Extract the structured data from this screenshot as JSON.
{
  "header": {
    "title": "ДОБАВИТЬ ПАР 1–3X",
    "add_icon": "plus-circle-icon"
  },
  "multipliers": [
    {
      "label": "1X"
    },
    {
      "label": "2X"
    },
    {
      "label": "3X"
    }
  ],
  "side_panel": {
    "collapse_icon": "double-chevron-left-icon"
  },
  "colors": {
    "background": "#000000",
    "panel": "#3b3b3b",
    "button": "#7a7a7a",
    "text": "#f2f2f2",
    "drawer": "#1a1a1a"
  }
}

┄┄┄┄┄┄

Quote each line above in full, word for word.

Extract the structured data from this screenshot as JSON.
{
  "header": {
    "title": "ДОБАВИТЬ ПАР 1–3X",
    "add_icon": "plus-circle-icon"
  },
  "multipliers": [
    {
      "label": "1X"
    },
    {
      "label": "2X"
    },
    {
      "label": "3X"
    }
  ],
  "side_panel": {
    "collapse_icon": "double-chevron-left-icon"
  },
  "colors": {
    "background": "#000000",
    "panel": "#3b3b3b",
    "button": "#7a7a7a",
    "text": "#f2f2f2",
    "drawer": "#1a1a1a"
  }
}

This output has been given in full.